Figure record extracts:

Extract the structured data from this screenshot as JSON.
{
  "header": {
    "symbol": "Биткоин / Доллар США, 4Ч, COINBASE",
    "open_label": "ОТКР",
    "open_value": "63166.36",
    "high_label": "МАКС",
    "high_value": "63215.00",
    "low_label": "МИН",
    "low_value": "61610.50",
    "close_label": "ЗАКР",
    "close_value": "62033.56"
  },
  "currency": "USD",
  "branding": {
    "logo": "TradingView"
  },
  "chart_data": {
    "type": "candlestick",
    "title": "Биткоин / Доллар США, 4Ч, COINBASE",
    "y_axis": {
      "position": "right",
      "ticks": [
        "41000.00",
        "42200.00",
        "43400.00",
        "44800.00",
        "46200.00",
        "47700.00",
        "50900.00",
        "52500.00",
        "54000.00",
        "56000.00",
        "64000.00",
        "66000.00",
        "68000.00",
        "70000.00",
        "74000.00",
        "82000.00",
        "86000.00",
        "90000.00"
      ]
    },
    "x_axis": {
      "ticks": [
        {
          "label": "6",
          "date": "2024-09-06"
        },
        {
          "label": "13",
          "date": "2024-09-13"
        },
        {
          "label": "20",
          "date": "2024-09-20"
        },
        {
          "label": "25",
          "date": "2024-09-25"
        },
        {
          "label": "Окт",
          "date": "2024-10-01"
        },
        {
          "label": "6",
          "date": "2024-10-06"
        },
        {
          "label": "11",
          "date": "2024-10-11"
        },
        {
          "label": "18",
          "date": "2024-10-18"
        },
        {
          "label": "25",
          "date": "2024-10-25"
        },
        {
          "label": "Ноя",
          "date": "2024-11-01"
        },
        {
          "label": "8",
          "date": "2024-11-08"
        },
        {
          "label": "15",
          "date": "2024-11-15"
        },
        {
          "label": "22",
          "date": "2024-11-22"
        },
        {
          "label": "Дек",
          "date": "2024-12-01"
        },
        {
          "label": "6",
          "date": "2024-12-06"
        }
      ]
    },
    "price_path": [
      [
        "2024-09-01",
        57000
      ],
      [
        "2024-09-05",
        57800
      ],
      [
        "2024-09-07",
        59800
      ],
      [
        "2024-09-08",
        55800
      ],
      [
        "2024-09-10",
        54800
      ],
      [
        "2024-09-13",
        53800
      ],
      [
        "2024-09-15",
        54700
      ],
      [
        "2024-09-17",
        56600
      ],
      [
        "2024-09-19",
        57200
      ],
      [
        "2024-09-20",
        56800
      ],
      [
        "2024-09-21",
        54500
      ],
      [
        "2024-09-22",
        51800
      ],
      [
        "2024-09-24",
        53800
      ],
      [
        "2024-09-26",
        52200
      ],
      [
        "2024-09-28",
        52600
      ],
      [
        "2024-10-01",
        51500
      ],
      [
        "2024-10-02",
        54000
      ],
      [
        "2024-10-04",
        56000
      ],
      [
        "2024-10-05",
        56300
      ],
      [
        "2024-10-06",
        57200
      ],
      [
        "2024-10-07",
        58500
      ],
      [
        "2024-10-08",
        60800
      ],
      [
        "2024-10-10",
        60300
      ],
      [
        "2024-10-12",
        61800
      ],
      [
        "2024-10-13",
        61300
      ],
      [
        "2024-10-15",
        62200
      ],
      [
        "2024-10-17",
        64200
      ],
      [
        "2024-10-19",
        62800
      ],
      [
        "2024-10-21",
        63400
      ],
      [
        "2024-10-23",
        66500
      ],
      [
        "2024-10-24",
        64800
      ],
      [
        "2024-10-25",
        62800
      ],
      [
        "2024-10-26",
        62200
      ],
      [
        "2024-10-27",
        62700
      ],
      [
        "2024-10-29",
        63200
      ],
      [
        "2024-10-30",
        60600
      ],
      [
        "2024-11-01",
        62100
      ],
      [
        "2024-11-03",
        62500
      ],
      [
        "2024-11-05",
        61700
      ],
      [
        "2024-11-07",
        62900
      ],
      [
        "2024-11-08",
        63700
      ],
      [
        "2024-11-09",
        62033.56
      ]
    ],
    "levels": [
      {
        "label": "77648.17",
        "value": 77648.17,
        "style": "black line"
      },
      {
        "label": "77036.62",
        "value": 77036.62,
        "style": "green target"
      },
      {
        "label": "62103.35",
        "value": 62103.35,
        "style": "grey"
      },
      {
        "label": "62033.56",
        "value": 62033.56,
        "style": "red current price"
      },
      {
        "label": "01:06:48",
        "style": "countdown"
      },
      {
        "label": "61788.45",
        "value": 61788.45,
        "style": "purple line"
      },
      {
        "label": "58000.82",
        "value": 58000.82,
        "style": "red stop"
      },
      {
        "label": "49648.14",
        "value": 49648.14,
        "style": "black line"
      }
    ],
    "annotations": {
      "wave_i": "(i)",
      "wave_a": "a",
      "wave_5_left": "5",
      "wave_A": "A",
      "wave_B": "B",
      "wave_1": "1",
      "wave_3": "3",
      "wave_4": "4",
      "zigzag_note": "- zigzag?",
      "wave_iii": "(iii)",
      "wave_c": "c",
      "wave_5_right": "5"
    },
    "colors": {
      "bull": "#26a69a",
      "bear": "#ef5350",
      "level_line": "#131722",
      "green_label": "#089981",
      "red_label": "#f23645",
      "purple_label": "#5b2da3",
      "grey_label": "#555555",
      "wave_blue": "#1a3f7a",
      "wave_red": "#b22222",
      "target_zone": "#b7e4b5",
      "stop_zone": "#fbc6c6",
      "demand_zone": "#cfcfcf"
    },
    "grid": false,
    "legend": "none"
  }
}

> **THE PROBLEM**
Return every record, word for word.

> **SOLUTION TO THIS EXERCISE**
Extract the structured data from this screenshot as JSON.
{
  "header": {
    "symbol": "Биткоин / Доллар США, 4Ч, COINBASE",
    "open_label": "ОТКР",
    "open_value": "63166.36",
    "high_label": "МАКС",
    "high_value": "63215.00",
    "low_label": "МИН",
    "low_value": "61610.50",
    "close_label": "ЗАКР",
    "close_value": "62033.56"
  },
  "currency": "USD",
  "branding": {
    "logo": "TradingView"
  },
  "chart_data": {
    "type": "candlestick",
    "title": "Биткоин / Доллар США, 4Ч, COINBASE",
    "y_axis": {
      "position": "right",
      "ticks": [
        "41000.00",
        "42200.00",
        "43400.00",
        "44800.00",
        "46200.00",
        "47700.00",
        "50900.00",
        "52500.00",
        "54000.00",
        "56000.00",
        "64000.00",
        "66000.00",
        "68000.00",
        "70000.00",
        "74000.00",
        "82000.00",
        "86000.00",
        "90000.00"
      ]
    },
    "x_axis": {
      "ticks": [
        {
          "label": "6",
          "date": "2024-09-06"
        },
        {
          "label": "13",
          "date": "2024-09-13"
        },
        {
          "label": "20",
          "date": "2024-09-20"
        },
        {
          "label": "25",
          "date": "2024-09-25"
        },
        {
          "label": "Окт",
          "date": "2024-10-01"
        },
        {
          "label": "6",
          "date": "2024-10-06"
        },
        {
          "label": "11",
          "date": "2024-10-11"
        },
        {
          "label": "18",
          "date": "2024-10-18"
        },
        {
          "label": "25",
          "date": "2024-10-25"
        },
        {
          "label": "Ноя",
          "date": "2024-11-01"
        },
        {
          "label": "8",
          "date": "2024-11-08"
        },
        {
          "label": "15",
          "date": "2024-11-15"
        },
        {
          "label": "22",
          "date": "2024-11-22"
        },
        {
          "label": "Дек",
          "date": "2024-12-01"
        },
        {
          "label": "6",
          "date": "2024-12-06"
        }
      ]
    },
    "price_path": [
      [
        "2024-09-01",
        57000
      ],
      [
        "2024-09-05",
        57800
      ],
      [
        "2024-09-07",
        59800
      ],
      [
        "2024-09-08",
        55800
      ],
      [
        "2024-09-10",
        54800
      ],
      [
        "2024-09-13",
        53800
      ],
      [
        "2024-09-15",
        54700
      ],
      [
        "2024-09-17",
        56600
      ],
      [
        "2024-09-19",
        57200
      ],
      [
        "2024-09-20",
        56800
      ],
      [
        "2024-09-21",
        54500
      ],
      [
        "2024-09-22",
        51800
      ],
      [
        "2024-09-24",
        53800
      ],
      [
        "2024-09-26",
        52200
      ],
      [
        "2024-09-28",
        52600
      ],
      [
        "2024-10-01",
        51500
      ],
      [
        "2024-10-02",
        54000
      ],
      [
        "2024-10-04",
        56000
      ],
      [
        "2024-10-05",
        56300
      ],
      [
        "2024-10-06",
        57200
      ],
      [
        "2024-10-07",
        58500
      ],
      [
        "2024-10-08",
        60800
      ],
      [
        "2024-10-10",
        60300
      ],
      [
        "2024-10-12",
        61800
      ],
      [
        "2024-10-13",
        61300
      ],
      [
        "2024-10-15",
        62200
      ],
      [
        "2024-10-17",
        64200
      ],
      [
        "2024-10-19",
        62800
      ],
      [
        "2024-10-21",
        63400
      ],
      [
        "2024-10-23",
        66500
      ],
      [
        "2024-10-24",
        64800
      ],
      [
        "2024-10-25",
        62800
      ],
      [
        "2024-10-26",
        62200
      ],
      [
        "2024-10-27",
        62700
      ],
      [
        "2024-10-29",
        63200
      ],
      [
        "2024-10-30",
        60600
      ],
      [
        "2024-11-01",
        62100
      ],
      [
        "2024-11-03",
        62500
      ],
      [
        "2024-11-05",
        61700
      ],
      [
        "2024-11-07",
        62900
      ],
      [
        "2024-11-08",
        63700
      ],
      [
        "2024-11-09",
        62033.56
      ]
    ],
    "levels": [
      {
        "label": "77648.17",
        "value": 77648.17,
        "style": "black line"
      },
      {
        "label": "77036.62",
        "value": 77036.62,
        "style": "green target"
      },
      {
        "label": "62103.35",
        "value": 62103.35,
        "style": "grey"
      },
      {
        "label": "62033.56",
        "value": 62033.56,
        "style": "red current price"
      },
      {
        "label": "01:06:48",
        "style": "countdown"
      },
      {
        "label": "61788.45",
        "value": 61788.45,
        "style": "purple line"
      },
      {
        "label": "58000.82",
        "value": 58000.82,
        "style": "red stop"
      },
      {
        "label": "49648.14",
        "value": 49648.14,
        "style": "black line"
      }
    ],
    "annotations": {
      "wave_i": "(i)",
      "wave_a": "a",
      "wave_5_left": "5",
      "wave_A": "A",
      "wave_B": "B",
      "wave_1": "1",
      "wave_3": "3",
      "wave_4": "4",
      "zigzag_note": "- zigzag?",
      "wave_iii": "(iii)",
      "wave_c": "c",
      "wave_5_right": "5"
    },
    "colors": {
      "bull": "#26a69a",
      "bear": "#ef5350",
      "level_line": "#131722",
      "green_label": "#089981",
      "red_label": "#f23645",
      "purple_label": "#5b2da3",
      "grey_label": "#555555",
      "wave_blue": "#1a3f7a",
      "wave_red": "#b22222",
      "target_zone": "#b7e4b5",
      "stop_zone": "#fbc6c6",
      "demand_zone": "#cfcfcf"
    },
    "grid": false,
    "legend": "none"
  }
}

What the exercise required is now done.